In the entries below, find every line holding the string "text" and collect it.

⁂

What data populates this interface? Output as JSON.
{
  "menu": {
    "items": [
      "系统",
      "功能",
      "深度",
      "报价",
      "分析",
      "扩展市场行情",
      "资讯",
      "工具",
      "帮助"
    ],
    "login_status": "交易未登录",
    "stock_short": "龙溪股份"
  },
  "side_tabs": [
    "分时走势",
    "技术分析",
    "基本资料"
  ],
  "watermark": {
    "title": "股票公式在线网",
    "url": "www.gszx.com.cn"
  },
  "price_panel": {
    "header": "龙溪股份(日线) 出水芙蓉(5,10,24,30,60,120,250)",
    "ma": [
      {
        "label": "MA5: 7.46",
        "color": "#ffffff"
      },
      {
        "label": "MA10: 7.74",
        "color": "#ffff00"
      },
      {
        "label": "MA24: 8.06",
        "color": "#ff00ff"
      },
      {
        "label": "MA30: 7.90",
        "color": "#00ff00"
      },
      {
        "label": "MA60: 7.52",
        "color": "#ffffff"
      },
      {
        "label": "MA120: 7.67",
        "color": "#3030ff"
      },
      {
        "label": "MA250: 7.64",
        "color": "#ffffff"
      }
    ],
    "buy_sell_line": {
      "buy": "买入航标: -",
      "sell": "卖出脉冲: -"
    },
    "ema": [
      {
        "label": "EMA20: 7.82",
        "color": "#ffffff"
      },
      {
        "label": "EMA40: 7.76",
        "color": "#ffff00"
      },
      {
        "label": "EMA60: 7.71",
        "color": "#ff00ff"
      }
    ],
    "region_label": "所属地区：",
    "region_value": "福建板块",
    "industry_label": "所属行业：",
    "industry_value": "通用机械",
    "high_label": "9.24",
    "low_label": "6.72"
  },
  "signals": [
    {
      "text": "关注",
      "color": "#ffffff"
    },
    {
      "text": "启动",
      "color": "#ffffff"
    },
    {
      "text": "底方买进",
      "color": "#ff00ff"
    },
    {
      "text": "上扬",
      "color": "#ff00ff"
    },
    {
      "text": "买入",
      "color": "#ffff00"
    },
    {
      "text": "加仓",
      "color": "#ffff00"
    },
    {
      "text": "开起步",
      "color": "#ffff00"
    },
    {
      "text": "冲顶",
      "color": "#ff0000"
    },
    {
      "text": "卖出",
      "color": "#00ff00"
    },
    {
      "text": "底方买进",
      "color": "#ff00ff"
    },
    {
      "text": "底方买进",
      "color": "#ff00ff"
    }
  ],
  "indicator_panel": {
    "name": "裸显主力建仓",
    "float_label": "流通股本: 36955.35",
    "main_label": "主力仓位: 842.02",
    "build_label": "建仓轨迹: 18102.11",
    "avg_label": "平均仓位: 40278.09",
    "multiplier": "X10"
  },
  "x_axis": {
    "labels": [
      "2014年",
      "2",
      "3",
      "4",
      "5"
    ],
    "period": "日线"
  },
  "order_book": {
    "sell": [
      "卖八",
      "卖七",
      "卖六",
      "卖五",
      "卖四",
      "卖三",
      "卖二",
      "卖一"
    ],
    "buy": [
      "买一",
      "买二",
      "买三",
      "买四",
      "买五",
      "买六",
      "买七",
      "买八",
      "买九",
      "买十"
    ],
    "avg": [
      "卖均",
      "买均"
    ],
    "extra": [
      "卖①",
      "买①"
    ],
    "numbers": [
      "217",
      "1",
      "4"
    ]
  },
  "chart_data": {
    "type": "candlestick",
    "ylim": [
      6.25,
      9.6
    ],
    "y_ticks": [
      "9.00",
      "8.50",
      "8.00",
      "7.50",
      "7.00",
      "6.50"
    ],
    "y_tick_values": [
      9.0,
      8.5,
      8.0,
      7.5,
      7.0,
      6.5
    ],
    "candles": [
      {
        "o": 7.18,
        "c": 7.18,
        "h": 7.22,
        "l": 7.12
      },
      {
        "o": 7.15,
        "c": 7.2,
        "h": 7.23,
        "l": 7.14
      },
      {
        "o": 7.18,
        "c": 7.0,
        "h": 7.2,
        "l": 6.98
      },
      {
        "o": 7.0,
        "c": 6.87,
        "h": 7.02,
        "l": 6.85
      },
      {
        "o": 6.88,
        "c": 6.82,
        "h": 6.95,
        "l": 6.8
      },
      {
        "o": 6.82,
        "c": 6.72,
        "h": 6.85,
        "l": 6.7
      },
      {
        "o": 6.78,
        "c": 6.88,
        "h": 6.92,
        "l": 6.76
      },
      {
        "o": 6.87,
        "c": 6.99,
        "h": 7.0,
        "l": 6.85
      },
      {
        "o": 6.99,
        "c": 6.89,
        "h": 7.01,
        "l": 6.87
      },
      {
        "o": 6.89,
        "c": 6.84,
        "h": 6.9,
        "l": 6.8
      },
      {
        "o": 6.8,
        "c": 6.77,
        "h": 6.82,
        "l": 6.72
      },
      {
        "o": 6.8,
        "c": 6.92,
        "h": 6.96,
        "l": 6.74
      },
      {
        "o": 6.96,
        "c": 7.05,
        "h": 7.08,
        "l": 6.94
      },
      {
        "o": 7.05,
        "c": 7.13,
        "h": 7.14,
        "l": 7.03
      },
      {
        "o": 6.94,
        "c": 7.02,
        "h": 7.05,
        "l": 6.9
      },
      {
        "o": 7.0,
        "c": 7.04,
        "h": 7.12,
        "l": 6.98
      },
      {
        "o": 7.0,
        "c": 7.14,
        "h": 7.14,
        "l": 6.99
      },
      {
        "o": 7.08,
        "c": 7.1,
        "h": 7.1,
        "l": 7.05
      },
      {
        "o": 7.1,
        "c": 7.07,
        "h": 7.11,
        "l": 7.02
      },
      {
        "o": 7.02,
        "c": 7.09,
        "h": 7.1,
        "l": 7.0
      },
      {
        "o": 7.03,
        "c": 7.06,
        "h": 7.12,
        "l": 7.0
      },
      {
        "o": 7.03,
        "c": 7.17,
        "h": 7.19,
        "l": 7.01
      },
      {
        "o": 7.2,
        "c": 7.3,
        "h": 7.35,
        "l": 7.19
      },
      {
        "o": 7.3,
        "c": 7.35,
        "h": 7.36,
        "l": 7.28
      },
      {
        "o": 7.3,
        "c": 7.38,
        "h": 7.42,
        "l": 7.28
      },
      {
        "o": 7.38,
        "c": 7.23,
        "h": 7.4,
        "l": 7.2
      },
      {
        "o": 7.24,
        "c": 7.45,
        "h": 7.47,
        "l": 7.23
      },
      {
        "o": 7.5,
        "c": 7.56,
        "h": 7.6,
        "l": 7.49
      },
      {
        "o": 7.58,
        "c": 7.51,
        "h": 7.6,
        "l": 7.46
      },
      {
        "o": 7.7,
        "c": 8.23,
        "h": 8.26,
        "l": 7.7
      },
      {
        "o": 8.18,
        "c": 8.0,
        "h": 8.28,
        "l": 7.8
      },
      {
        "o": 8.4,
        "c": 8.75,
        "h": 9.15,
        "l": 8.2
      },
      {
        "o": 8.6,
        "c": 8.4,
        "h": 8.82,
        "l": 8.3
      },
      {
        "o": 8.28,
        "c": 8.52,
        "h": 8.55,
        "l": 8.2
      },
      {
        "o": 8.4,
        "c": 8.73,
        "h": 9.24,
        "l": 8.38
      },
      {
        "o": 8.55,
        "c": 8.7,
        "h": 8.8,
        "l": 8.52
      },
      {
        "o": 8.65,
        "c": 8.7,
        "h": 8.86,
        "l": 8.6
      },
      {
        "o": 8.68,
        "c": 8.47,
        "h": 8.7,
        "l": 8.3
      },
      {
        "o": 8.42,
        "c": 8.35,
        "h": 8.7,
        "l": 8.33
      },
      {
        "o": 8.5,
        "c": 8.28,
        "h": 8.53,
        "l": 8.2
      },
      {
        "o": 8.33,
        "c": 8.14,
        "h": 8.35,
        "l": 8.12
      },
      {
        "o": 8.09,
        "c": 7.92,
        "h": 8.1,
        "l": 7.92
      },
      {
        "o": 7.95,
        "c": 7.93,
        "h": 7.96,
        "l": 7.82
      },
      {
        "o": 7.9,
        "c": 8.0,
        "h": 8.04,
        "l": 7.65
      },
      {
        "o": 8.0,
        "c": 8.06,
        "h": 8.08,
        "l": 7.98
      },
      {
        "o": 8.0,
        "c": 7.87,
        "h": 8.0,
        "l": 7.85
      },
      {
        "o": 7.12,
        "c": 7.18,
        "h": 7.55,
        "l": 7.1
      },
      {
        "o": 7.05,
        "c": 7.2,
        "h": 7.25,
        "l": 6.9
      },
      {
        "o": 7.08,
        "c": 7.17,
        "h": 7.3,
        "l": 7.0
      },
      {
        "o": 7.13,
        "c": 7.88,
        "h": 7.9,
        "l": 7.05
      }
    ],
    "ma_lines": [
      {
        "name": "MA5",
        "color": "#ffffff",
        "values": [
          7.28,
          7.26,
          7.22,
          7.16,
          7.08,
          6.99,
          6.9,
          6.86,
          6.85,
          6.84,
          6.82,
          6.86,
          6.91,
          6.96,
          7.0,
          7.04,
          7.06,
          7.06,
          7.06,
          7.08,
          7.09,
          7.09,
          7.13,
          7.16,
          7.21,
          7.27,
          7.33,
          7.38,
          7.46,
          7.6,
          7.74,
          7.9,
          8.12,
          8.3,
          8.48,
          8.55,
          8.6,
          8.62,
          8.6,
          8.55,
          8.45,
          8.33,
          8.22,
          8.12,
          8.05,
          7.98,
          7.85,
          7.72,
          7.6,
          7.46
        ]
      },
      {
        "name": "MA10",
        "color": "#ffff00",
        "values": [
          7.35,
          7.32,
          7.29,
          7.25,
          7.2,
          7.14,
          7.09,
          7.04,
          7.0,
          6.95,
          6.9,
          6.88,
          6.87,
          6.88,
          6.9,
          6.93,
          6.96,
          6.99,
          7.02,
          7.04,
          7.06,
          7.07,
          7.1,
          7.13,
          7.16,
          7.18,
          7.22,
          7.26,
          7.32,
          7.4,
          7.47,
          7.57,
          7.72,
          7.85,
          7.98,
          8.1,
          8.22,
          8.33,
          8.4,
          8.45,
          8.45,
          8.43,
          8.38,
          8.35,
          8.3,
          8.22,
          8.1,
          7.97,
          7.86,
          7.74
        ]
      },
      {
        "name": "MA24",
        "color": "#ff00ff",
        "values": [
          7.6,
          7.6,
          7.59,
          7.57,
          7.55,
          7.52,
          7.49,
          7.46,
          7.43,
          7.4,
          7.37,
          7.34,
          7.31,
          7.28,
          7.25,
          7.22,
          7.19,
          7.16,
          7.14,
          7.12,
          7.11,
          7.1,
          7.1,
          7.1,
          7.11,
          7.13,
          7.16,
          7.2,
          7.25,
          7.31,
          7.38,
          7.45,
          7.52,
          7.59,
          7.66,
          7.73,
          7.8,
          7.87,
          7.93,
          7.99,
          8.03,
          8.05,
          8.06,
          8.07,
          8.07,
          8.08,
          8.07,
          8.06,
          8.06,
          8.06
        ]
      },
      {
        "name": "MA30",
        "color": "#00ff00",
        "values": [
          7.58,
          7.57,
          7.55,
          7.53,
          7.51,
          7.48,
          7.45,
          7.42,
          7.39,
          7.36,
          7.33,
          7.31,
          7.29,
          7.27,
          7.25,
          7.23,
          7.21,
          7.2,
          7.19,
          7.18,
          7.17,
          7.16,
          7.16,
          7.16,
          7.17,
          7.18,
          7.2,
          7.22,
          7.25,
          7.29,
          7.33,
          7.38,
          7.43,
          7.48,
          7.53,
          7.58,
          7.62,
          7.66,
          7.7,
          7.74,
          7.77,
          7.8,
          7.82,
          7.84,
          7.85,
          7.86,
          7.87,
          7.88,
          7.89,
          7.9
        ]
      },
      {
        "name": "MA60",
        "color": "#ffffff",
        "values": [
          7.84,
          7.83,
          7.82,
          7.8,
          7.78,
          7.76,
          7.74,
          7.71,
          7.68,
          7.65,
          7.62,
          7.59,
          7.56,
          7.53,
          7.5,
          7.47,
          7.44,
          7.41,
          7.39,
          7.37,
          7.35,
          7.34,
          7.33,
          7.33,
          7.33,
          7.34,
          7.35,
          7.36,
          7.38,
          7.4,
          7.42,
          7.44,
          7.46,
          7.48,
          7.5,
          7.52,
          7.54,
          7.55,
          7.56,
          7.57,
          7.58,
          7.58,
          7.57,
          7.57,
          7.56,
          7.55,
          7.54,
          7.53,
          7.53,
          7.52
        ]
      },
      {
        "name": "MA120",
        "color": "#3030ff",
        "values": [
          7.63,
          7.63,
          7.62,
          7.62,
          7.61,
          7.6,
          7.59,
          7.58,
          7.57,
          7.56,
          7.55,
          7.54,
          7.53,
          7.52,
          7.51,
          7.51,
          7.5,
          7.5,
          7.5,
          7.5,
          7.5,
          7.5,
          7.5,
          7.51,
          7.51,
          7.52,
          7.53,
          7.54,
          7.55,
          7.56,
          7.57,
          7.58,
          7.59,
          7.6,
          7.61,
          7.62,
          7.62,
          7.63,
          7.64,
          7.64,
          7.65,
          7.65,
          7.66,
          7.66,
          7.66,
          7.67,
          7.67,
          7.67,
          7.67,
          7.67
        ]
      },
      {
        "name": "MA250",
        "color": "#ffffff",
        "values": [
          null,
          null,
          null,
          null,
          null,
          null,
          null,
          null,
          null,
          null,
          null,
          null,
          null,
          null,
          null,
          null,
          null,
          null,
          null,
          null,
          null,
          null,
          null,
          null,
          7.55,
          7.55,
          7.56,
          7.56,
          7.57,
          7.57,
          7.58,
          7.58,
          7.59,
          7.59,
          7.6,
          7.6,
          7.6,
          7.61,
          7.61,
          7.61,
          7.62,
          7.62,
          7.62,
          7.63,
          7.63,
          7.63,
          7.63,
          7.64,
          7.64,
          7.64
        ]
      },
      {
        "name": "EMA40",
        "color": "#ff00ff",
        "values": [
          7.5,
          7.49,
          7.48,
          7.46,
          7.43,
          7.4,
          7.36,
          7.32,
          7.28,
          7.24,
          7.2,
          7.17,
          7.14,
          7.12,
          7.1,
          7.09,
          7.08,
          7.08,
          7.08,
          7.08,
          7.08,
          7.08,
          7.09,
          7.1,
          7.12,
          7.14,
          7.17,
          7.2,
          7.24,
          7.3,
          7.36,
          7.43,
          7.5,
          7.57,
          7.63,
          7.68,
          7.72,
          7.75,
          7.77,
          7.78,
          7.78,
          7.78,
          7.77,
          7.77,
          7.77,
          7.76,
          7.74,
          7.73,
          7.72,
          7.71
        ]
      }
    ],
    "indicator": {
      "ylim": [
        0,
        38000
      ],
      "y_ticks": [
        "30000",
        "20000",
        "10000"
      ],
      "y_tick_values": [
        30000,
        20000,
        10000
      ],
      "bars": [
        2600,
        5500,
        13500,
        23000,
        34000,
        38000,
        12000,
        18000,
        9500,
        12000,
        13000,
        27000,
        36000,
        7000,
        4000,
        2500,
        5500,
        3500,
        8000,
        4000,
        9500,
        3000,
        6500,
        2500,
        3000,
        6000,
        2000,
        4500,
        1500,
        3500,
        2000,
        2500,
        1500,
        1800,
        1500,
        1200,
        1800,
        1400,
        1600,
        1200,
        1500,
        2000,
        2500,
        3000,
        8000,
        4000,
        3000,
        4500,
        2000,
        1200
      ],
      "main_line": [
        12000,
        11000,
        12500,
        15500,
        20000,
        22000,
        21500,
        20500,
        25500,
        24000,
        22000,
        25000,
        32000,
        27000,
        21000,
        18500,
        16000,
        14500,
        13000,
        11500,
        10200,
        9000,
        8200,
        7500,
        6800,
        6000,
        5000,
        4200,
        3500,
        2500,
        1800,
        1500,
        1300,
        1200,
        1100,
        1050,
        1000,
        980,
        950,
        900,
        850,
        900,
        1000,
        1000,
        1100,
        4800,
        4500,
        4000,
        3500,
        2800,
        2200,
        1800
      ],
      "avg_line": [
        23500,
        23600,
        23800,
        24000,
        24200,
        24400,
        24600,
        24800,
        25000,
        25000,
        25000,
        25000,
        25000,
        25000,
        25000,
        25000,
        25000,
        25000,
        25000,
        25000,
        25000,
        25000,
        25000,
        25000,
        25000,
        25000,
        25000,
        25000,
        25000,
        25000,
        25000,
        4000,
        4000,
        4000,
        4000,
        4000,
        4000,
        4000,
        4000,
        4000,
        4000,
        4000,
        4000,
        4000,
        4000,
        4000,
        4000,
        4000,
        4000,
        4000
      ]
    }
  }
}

⁂

» Exercise solution
      "text": "关注",
      "text": "启动",
      "text": "底方买进",
      "text": "上扬",
      "text": "买入",
      "text": "加仓",
      "text": "开起步",
      "text": "冲顶",
      "text": "卖出",
      "text": "底方买进",
      "text": "底方买进",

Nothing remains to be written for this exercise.